■ **REQUIRED TASKS**
**1.** Write out the part of the Thrill Me review below, word for word, from "This is the" through "the same time.".
**2.** Answer these questions using the Thrill Me review below.
(a) At which theatre was the show first seen?
(b) How many seats does the Jermyn Street Theatre space have?
(c) In what city and decade is the story set?

Jermyn Street Theatre

Thrill Me: The Leopold & Loeb Story

5
Reviewer's rating

This is the first production in the Jermyn Street’s ‘Outsiders’ season, and it is a cracking start. ‘Thrill Me’ is a tightly directed, award-winning show that was first seen at the Hope Theatre a couple of years ago. Fortunately, the two leads were available to reprise their performances and the eighty minutes zip past with the audience in completely focused concentration. The musical is both disturbing, funny and poignant, sometimes managing the alchemy of being all three at the same time.

The first point to make is that this theatre is an ideal setting. I last saw ‘Thrill Me’ in the cavernous spaces of the Arcola Theatre where it had much less impact despite quality playing. The claustrophobic intimacy of this 70-seater space takes you straight into the twisted, mutually exploitative relationship of two very young gay men in 1920s Chicago. This is very much a real-life story though the many retellings of it on screen, stage and page reflect how hard people have found it to believe and explain the events. Two privileged teenagers with careers as lawyers awaiting them start to perpetrate a series of burglaries, arson attacks and ultimately a gratuitous murder with ransom demand – and all for kicks, speciously justified with a gesture or two towards Nietzsche’s notion of the Superman. However, a carelessness, whether real or deliberate, provides clues that leads to their capture, a famous trial (not depicted here), and ultimately to incarceration for ‘life and ninety-nine years.’ The musical opens as Leopold, who outlives his partner, provides another re-telling – this musical – for the parole board that ultimately releases him.

■ **LISTED ENTRIES**
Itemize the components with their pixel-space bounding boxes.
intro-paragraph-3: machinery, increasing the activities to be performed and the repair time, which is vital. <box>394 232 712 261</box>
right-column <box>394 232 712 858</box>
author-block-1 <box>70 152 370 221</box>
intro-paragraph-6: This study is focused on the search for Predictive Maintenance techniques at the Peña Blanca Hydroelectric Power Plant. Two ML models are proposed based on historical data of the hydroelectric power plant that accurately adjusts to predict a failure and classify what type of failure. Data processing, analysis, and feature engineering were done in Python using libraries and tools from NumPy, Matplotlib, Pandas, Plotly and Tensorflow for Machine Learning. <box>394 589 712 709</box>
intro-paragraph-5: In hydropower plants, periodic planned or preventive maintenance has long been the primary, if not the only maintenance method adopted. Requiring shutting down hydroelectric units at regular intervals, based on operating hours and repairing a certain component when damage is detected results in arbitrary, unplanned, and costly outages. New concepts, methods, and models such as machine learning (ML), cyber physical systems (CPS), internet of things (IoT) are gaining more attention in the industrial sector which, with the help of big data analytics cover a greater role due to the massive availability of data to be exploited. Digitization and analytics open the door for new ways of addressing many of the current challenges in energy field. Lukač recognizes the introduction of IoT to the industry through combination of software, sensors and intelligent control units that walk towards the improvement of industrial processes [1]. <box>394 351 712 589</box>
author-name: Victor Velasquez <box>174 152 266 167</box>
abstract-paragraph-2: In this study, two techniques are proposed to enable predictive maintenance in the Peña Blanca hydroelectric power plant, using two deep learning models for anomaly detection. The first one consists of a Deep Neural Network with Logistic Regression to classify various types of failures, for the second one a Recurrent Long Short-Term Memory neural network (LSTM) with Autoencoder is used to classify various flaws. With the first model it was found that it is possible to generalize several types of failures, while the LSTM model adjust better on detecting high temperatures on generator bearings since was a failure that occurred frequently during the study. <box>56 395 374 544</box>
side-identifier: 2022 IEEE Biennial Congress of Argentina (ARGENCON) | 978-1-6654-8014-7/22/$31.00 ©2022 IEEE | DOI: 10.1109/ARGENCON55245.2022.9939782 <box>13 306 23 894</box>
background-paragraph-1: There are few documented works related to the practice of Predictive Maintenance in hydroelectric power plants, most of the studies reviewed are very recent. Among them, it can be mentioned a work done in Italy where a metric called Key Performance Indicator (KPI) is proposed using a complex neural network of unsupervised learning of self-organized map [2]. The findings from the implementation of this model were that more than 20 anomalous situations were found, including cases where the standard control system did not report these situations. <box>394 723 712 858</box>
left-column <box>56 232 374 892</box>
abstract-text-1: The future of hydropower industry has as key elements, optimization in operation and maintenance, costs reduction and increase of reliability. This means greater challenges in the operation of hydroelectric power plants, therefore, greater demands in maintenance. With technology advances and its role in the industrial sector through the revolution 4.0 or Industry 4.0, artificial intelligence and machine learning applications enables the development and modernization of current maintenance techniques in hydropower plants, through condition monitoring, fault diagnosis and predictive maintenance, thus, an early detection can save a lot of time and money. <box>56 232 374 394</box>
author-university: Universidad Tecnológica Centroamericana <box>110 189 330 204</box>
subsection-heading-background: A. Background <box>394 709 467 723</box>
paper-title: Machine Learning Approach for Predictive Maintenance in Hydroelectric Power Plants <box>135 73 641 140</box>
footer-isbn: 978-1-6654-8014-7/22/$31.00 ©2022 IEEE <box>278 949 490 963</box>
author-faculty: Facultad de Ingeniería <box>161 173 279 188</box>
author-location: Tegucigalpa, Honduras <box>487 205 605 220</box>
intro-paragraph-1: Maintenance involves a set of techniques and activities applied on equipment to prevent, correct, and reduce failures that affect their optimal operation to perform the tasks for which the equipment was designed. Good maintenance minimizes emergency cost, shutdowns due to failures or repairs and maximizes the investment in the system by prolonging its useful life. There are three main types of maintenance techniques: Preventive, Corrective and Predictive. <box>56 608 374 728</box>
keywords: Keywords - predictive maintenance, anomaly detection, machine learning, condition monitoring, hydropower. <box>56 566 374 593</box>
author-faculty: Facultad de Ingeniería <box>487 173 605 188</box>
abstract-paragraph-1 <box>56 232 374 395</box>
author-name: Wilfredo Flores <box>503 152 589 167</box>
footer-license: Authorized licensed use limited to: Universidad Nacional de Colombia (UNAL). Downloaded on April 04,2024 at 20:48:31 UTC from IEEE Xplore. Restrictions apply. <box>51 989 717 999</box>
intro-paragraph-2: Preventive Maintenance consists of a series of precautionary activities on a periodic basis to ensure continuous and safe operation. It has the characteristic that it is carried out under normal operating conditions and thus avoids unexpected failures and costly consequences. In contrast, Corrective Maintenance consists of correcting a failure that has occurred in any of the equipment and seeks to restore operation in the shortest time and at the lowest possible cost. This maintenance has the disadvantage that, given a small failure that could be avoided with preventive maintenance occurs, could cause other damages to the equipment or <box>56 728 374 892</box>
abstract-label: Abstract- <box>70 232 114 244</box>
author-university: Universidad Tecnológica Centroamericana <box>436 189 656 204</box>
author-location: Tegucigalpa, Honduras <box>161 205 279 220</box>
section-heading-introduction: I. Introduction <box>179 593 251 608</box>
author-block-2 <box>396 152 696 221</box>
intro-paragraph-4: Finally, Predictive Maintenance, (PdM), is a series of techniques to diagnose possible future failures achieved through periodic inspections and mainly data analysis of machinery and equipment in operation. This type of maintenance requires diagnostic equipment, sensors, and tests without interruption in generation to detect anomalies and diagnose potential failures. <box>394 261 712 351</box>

■ **ANSWERS PROVIDED**
**1.**
This is the first production in the Jermyn Street’s ‘Outsiders’ season, and it is a cracking start. ‘Thrill Me’ is a tightly directed, award-winning show that was first seen at the Hope Theatre a couple of years ago. Fortunately, the two leads were available to reprise their performances and the eighty minutes zip past with the audience in completely focused concentration. The musical is both disturbing, funny and poignant, sometimes managing the alchemy of being all three at the same time.

**2.**
(a) It was first seen at the Hope Theatre.
(b) It is a 70-seat space.
(c) It is set in Chicago in the 1920s.